- WRITTEN TASK:
Restate the data exactly as given and keep the pictures out.

- SUPPLIED ENTRIES:
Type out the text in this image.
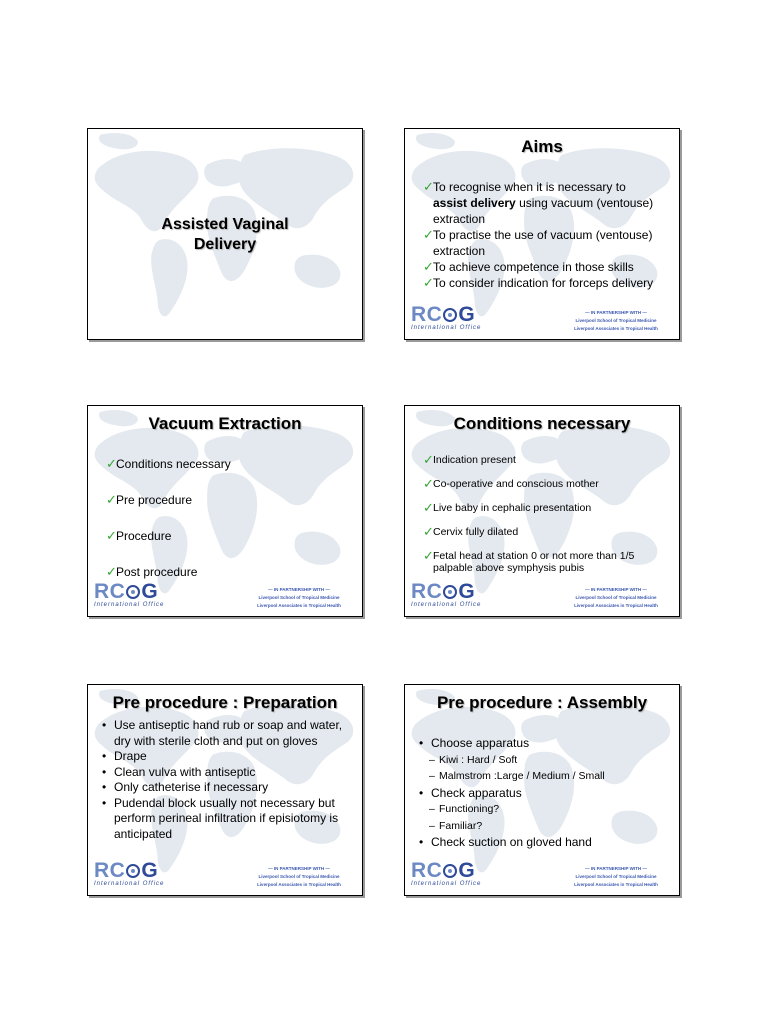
Assisted Vaginal
Delivery
Aims
✓ To recognise when it is necessary to
assist delivery using vacuum (ventouse) extraction
✓ To practise the use of vacuum (ventouse) extraction
✓ To achieve competence in those skills
✓ To consider indication for forceps delivery
RC G
International Office
— IN PARTNERSHIP WITH —
Liverpool School of Tropical Medicine
Liverpool Associates in Tropical Health
Vacuum Extraction
✓ Conditions necessary
✓ Pre procedure
✓ Procedure
✓ Post procedure
RC G
International Office
— IN PARTNERSHIP WITH —
Liverpool School of Tropical Medicine
Liverpool Associates in Tropical Health
Conditions necessary
✓ Indication present
✓ Co-operative and conscious mother
✓ Live baby in cephalic presentation
✓ Cervix fully dilated
✓ Fetal head at station 0 or not more than 1/5 palpable above symphysis pubis
RC G
International Office
— IN PARTNERSHIP WITH —
Liverpool School of Tropical Medicine
Liverpool Associates in Tropical Health
Pre procedure : Preparation
• Use antiseptic hand rub or soap and water, dry with sterile cloth and put on gloves
• Drape
• Clean vulva with antiseptic
• Only catheterise if necessary
• Pudendal block usually not necessary but perform perineal infiltration if episiotomy is anticipated
RC G
International Office
— IN PARTNERSHIP WITH —
Liverpool School of Tropical Medicine
Liverpool Associates in Tropical Health
Pre procedure : Assembly
• Choose apparatus
– Kiwi : Hard / Soft
– Malmstrom :Large / Medium / Small
• Check apparatus
– Functioning?
– Familiar?
• Check suction on gloved hand
RC G
International Office
— IN PARTNERSHIP WITH —
Liverpool School of Tropical Medicine
Liverpool Associates in Tropical Health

- CORRECT RESPONSE:
Type out the text in this image.
Assisted Vaginal
Delivery
Aims
✓ To recognise when it is necessary to
assist delivery using vacuum (ventouse) extraction
✓ To practise the use of vacuum (ventouse) extraction
✓ To achieve competence in those skills
✓ To consider indication for forceps delivery
RC G
International Office
— IN PARTNERSHIP WITH —
Liverpool School of Tropical Medicine
Liverpool Associates in Tropical Health
Vacuum Extraction
✓ Conditions necessary
✓ Pre procedure
✓ Procedure
✓ Post procedure
RC G
International Office
— IN PARTNERSHIP WITH —
Liverpool School of Tropical Medicine
Liverpool Associates in Tropical Health
Conditions necessary
✓ Indication present
✓ Co-operative and conscious mother
✓ Live baby in cephalic presentation
✓ Cervix fully dilated
✓ Fetal head at station 0 or not more than 1/5 palpable above symphysis pubis
RC G
International Office
— IN PARTNERSHIP WITH —
Liverpool School of Tropical Medicine
Liverpool Associates in Tropical Health
Pre procedure : Preparation
• Use antiseptic hand rub or soap and water, dry with sterile cloth and put on gloves
• Drape
• Clean vulva with antiseptic
• Only catheterise if necessary
• Pudendal block usually not necessary but perform perineal infiltration if episiotomy is anticipated
RC G
International Office
— IN PARTNERSHIP WITH —
Liverpool School of Tropical Medicine
Liverpool Associates in Tropical Health
Pre procedure : Assembly
• Choose apparatus
– Kiwi : Hard / Soft
– Malmstrom :Large / Medium / Small
• Check apparatus
– Functioning?
– Familiar?
• Check suction on gloved hand
RC G
International Office
— IN PARTNERSHIP WITH —
Liverpool School of Tropical Medicine
Liverpool Associates in Tropical Health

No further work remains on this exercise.